START Given data
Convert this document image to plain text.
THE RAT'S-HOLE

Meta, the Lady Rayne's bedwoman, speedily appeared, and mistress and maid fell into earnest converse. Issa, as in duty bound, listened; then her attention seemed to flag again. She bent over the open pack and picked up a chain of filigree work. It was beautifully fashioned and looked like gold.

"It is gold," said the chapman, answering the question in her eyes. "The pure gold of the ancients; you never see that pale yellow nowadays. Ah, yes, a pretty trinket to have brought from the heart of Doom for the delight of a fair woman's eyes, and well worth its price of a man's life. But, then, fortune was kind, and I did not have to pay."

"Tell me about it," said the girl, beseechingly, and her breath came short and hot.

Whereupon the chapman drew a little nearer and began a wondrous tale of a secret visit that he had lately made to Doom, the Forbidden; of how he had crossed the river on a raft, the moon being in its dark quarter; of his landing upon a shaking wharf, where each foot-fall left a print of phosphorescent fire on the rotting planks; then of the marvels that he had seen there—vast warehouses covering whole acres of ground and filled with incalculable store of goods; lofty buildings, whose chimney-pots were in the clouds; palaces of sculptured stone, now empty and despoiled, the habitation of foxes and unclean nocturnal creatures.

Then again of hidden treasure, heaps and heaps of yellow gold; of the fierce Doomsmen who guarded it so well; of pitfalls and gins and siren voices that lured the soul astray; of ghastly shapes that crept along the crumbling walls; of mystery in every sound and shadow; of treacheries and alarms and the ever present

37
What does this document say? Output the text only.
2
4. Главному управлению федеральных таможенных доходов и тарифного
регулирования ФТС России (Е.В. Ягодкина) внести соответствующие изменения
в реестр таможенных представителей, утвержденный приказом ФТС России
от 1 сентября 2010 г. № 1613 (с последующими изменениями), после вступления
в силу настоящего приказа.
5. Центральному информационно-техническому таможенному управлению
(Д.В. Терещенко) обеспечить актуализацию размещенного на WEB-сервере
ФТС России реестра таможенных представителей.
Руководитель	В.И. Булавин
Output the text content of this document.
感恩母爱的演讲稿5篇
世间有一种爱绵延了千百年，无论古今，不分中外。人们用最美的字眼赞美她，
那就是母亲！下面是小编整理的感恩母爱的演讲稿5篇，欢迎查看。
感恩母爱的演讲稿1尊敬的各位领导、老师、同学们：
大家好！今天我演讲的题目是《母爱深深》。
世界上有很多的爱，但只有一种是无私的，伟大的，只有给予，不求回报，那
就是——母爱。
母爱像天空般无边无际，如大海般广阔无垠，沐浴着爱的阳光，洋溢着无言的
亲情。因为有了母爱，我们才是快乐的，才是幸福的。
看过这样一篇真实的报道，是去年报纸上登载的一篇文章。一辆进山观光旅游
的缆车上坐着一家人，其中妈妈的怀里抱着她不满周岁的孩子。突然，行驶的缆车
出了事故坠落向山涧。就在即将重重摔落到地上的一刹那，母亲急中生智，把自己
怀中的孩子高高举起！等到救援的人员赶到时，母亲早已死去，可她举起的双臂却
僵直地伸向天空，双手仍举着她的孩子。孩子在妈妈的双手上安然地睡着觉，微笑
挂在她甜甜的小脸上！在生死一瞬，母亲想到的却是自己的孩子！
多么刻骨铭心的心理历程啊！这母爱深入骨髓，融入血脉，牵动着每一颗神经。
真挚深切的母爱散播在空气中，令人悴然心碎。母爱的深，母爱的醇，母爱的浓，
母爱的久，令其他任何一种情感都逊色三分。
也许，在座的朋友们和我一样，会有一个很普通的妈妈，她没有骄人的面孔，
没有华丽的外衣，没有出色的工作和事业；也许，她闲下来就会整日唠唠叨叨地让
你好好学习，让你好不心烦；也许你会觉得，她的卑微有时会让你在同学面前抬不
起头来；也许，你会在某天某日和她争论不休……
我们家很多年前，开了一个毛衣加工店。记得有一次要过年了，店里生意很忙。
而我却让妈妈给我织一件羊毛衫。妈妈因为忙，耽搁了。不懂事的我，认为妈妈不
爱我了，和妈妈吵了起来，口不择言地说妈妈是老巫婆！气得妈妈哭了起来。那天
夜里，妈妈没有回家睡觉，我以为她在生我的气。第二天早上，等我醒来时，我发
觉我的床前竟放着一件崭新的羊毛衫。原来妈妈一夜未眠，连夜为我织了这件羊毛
END Given data
▶ _Problem statement_:
Locate and copy each line in the data above that includes the word "управлению".

▶ _Solution_:
4. Главному управлению федеральных таможенных доходов и тарифного
5. Центральному информационно-техническому таможенному управлению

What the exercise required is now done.